Reading passage:
=== Section Start ===

French writer and philosopher of the enlightenment (1657–1757)

Bernard Le Bovier de Fontenelle (/fɒntəˈnɛl/; /fr/; 11 February 1657
– 9 January 1757), also called Bernard Le Bouyer de Fontenelle, was a French writer and a member of three of the academies of the Institut de France, noted especially for his accessible treatment of scientific topics during the unfolding of the Age of Enlightenment.

==Biography==
Fontenelle was born in Rouen, France (then the capital of Normandy) and died in Paris at age 99. His mother was the sister of great French dramatists Pierre and Thomas Corneille. His father, François le Bovier de Fontenelle, was a lawyer who worked in the provincial court of Rouen and came from a family of lawyers from Alençon.

He trained in the law but gave up after one case, devoting his life to writing about philosophers and scientists, especially defending the Cartesian tradition. In spite of the undoubted merit and value of his writings, both to the laity and the scientific community, there is no question of his being a primary contributor to the field. He was a commentator and explicator and occasionally a passionate, though generally good-humoured, controversialist.

He was educated at the college of the Jesuits, the Lycée Pierre Corneille (although it did not adopt the name of his uncle (Pierre Corneille) until 1873, about 200 years later). At the Lycée he showed a preference for literature and distinguished himself.

According to Bernard de Fontenelle, François Blondel was a disciple of Father Marin Mersenne at the Academia Parisiensis in the French capital, until 1649. There he met "Messieurs Gassendi, Descartes, Hobbes, Roberval, and the two Pascals, father and son".

=== Section End ===

Extracted information:

=== Section Start ===

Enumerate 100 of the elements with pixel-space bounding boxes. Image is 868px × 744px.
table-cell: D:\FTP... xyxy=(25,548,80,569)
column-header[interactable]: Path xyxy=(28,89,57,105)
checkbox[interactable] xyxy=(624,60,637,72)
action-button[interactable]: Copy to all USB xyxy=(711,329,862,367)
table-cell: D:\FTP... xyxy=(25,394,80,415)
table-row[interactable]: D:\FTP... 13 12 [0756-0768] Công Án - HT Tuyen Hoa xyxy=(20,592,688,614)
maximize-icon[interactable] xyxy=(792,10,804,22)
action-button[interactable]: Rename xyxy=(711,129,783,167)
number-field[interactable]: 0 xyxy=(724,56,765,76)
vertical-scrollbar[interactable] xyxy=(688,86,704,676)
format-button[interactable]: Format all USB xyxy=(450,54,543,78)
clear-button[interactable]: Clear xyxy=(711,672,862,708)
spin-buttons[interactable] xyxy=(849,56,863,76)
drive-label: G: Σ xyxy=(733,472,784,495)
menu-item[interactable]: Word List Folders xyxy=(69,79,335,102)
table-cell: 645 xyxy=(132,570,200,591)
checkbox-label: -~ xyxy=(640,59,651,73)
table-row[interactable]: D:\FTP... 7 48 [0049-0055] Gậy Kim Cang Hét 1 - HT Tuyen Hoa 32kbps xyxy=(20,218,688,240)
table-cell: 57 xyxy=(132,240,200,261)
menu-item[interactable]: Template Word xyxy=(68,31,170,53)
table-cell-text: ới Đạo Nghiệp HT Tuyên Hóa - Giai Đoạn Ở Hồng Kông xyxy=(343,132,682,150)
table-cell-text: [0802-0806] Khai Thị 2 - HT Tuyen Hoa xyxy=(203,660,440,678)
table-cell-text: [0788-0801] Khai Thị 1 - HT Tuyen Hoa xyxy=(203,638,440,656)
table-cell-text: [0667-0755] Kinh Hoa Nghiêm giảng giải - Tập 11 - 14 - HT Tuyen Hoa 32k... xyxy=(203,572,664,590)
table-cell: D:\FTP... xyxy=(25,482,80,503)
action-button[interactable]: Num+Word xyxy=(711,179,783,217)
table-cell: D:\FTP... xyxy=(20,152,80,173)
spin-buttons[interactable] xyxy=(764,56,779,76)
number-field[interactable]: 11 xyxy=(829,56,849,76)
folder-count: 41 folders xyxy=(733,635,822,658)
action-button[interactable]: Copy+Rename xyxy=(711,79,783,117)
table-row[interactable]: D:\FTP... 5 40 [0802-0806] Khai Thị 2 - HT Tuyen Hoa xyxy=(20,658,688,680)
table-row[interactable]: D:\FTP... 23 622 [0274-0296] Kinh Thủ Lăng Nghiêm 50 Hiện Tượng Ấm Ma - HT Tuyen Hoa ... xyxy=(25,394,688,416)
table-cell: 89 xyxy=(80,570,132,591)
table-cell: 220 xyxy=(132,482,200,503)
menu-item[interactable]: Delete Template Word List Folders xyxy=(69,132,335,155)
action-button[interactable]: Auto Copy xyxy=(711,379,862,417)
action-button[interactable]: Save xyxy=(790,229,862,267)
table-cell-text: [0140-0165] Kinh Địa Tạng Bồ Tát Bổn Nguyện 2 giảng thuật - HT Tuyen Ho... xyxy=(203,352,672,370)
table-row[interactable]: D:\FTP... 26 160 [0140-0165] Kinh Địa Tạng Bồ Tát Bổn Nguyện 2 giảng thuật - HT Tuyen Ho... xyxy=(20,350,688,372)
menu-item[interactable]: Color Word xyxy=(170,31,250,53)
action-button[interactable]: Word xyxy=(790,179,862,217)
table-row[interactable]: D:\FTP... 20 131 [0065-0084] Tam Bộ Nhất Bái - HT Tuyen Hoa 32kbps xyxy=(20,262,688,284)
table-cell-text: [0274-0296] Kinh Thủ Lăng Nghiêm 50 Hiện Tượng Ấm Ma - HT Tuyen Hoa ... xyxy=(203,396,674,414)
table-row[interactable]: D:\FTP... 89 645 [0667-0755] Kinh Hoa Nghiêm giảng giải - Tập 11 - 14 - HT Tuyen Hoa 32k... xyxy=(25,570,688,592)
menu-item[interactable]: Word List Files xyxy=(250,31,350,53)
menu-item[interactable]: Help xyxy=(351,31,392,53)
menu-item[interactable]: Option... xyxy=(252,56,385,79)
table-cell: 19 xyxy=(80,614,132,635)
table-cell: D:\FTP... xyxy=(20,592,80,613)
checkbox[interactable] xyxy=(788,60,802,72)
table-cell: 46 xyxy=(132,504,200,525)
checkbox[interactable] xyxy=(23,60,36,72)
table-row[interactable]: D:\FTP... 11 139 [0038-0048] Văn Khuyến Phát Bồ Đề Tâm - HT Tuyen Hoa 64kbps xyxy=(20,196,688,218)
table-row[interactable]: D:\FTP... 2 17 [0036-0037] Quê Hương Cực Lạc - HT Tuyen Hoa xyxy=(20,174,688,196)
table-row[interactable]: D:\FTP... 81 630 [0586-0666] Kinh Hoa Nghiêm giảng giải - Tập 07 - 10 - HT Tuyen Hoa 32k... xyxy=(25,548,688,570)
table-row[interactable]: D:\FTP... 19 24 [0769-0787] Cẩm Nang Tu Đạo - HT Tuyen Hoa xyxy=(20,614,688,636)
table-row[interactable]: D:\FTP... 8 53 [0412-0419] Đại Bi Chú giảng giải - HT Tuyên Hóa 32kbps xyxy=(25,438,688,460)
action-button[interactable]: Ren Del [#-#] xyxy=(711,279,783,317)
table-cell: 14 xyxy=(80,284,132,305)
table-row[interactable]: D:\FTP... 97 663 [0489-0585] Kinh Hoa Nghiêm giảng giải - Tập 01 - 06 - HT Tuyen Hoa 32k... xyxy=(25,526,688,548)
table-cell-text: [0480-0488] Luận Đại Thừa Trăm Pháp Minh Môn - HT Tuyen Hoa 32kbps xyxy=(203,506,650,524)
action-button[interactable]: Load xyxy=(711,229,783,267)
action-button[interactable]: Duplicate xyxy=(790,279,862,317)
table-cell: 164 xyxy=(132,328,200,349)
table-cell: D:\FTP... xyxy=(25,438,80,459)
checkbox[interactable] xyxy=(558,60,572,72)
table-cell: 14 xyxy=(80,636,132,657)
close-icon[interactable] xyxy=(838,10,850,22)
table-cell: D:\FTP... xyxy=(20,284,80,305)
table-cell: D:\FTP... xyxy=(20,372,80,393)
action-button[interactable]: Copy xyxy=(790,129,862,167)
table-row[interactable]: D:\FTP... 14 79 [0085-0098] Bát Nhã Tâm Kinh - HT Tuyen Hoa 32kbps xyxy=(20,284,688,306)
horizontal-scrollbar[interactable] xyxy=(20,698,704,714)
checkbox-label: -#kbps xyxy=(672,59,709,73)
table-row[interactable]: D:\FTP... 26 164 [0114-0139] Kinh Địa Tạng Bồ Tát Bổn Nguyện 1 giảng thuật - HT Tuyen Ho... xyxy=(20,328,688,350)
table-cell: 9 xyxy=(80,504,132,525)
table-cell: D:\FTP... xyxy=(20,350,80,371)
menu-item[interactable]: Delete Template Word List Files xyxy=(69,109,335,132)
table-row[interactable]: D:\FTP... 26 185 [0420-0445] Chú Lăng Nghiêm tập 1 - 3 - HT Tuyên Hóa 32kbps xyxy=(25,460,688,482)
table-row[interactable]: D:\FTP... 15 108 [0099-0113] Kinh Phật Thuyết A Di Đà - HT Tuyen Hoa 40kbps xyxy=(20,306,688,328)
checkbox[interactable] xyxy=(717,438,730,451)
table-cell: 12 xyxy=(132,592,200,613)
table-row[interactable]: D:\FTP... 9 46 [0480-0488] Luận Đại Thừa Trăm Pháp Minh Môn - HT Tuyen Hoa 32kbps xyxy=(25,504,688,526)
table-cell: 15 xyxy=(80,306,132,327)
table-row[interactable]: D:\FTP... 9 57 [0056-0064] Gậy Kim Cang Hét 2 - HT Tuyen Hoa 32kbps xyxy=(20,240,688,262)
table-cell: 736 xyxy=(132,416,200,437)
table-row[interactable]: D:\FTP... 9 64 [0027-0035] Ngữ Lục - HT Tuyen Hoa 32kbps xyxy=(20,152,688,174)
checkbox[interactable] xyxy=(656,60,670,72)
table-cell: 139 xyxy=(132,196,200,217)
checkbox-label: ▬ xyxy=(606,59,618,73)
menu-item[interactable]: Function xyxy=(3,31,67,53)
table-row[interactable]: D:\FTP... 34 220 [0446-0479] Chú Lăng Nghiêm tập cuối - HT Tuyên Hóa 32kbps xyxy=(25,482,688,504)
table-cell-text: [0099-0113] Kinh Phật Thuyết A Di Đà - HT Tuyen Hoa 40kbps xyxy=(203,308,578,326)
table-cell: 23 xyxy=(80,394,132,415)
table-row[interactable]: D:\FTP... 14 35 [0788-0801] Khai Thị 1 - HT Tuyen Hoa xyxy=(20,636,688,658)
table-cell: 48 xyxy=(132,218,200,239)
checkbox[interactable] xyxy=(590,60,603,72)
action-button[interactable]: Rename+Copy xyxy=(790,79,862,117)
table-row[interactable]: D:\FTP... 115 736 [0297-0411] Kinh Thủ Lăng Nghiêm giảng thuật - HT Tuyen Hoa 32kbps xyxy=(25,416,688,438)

=== Section End ===

What to work on:
Please say whether each statement below agrees with the Fontenelle passage, answering yes or no and quoting the deciding words of the passage exactly.
1. Fontenelle died in Paris.
2. Fontenelle's father was a dramatist.
3. The Lycée Pierre Corneille took that name in 1873.
The listing can be set aside; nothing here depends on it.

Answer below:
1. Yes: "died in Paris at age 99"
2. No: "His father, François le Bovier de Fontenelle, was a lawyer"
3. Yes: "it did not adopt the name of his uncle (Pierre Corneille) until 1873"